## EXTRACTED RECORDS

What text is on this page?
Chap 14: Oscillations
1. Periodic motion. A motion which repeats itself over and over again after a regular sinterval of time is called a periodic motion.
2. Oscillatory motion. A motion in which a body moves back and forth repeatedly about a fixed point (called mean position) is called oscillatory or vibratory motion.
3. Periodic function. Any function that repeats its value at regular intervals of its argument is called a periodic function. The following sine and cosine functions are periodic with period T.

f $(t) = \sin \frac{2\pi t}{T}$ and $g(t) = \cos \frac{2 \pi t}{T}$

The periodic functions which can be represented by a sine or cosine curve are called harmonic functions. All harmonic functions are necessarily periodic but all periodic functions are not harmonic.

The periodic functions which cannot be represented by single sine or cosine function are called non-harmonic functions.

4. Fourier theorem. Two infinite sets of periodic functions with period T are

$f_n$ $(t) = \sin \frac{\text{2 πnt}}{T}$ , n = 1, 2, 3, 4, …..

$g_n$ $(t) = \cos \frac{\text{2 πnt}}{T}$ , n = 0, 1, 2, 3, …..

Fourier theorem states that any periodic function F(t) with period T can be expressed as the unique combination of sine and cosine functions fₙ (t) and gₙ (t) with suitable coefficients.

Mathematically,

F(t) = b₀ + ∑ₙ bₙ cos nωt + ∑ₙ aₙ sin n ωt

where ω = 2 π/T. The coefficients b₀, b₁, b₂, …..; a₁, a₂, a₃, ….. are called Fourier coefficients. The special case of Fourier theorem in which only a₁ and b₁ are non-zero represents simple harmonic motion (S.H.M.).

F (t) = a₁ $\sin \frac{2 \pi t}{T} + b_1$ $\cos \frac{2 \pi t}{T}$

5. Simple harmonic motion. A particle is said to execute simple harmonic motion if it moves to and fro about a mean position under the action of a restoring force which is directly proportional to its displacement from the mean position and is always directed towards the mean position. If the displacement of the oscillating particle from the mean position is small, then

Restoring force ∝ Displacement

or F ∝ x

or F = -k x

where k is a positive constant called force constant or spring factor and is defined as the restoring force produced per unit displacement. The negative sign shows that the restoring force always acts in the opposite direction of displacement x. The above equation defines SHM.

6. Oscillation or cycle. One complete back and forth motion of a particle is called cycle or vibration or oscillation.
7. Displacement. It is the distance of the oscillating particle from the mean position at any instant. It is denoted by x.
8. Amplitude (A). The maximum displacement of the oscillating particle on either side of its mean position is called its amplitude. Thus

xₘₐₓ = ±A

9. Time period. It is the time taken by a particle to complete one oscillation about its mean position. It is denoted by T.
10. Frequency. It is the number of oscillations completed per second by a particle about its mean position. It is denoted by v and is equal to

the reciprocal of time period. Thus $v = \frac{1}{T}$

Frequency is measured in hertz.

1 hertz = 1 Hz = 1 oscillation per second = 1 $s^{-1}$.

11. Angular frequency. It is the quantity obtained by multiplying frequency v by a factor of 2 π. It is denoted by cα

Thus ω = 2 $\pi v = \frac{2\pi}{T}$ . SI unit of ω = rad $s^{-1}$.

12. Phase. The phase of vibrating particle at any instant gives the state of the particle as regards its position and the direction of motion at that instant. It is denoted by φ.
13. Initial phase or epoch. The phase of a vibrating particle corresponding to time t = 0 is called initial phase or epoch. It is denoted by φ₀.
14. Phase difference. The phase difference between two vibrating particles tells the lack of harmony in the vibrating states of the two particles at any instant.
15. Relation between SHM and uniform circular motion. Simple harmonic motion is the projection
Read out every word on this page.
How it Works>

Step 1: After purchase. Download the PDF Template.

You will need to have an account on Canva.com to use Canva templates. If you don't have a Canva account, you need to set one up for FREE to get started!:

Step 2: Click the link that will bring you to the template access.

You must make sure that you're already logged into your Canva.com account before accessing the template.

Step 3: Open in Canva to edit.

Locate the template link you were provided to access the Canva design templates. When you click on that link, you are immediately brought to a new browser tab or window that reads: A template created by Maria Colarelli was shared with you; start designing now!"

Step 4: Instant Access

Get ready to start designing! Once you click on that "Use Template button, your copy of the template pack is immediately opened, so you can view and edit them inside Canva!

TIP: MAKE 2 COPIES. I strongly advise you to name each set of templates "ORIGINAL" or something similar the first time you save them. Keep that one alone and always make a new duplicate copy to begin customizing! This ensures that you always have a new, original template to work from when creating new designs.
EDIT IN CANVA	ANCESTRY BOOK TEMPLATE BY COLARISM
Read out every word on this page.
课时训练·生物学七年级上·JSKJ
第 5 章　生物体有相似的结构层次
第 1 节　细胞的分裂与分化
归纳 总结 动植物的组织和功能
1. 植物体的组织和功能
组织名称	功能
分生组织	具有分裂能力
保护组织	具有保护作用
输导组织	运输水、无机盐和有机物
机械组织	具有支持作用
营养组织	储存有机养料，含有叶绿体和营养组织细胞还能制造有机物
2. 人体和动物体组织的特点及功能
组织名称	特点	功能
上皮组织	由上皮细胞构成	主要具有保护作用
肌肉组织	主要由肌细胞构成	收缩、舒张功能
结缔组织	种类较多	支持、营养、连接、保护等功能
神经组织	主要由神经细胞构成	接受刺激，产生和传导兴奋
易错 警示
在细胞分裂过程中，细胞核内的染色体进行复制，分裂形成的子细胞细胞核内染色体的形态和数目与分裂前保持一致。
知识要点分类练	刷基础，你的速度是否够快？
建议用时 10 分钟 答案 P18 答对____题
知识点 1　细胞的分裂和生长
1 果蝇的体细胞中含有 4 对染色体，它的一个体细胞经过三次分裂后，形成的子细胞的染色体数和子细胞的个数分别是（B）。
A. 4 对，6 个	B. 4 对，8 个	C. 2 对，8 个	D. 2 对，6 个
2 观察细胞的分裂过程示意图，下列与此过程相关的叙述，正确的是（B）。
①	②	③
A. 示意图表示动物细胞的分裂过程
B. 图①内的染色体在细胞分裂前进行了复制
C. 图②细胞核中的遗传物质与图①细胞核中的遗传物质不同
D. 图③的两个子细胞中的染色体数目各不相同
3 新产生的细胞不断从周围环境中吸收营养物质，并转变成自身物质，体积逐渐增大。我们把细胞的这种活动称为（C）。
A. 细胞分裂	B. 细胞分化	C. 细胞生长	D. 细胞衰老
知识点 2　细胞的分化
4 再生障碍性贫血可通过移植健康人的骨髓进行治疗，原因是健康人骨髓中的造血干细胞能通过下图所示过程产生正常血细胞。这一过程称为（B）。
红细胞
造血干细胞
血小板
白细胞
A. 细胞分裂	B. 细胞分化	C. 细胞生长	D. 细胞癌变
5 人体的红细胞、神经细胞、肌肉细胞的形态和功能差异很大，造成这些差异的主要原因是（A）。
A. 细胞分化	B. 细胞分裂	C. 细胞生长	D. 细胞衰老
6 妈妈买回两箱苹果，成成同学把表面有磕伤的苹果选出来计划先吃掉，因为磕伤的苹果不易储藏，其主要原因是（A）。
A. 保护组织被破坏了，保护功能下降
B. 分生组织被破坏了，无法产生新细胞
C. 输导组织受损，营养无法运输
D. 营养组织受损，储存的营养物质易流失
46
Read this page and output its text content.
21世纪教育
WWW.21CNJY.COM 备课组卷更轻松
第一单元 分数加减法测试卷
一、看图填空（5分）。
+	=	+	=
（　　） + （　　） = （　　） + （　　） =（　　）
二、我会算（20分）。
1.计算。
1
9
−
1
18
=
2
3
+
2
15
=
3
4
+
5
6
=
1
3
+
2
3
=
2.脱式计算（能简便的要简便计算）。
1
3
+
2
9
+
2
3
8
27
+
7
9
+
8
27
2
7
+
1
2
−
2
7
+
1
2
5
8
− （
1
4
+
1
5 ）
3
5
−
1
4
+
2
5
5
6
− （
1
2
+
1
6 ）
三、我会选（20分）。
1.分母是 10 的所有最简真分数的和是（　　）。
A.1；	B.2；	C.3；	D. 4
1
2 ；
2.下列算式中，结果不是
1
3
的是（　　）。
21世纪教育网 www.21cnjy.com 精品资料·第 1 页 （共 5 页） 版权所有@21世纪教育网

## THE EXERCISE
Print from the line containing "Read this page and output its text content." to the last line above, exactly as written.

## REPLY TO THE EXERCISE
Read this page and output its text content.
21世纪教育
WWW.21CNJY.COM 备课组卷更轻松
第一单元 分数加减法测试卷
一、看图填空（5分）。
+	=	+	=
（　　） + （　　） = （　　） + （　　） =（　　）
二、我会算（20分）。
1.计算。
1
9
−
1
18
=
2
3
+
2
15
=
3
4
+
5
6
=
1
3
+
2
3
=
2.脱式计算（能简便的要简便计算）。
1
3
+
2
9
+
2
3
8
27
+
7
9
+
8
27
2
7
+
1
2
−
2
7
+
1
2
5
8
− （
1
4
+
1
5 ）
3
5
−
1
4
+
2
5
5
6
− （
1
2
+
1
6 ）
三、我会选（20分）。
1.分母是 10 的所有最简真分数的和是（　　）。
A.1；	B.2；	C.3；	D. 4
1
2 ；
2.下列算式中，结果不是
1
3
的是（　　）。
21世纪教育网 www.21cnjy.com 精品资料·第 1 页 （共 5 页） 版权所有@21世纪教育网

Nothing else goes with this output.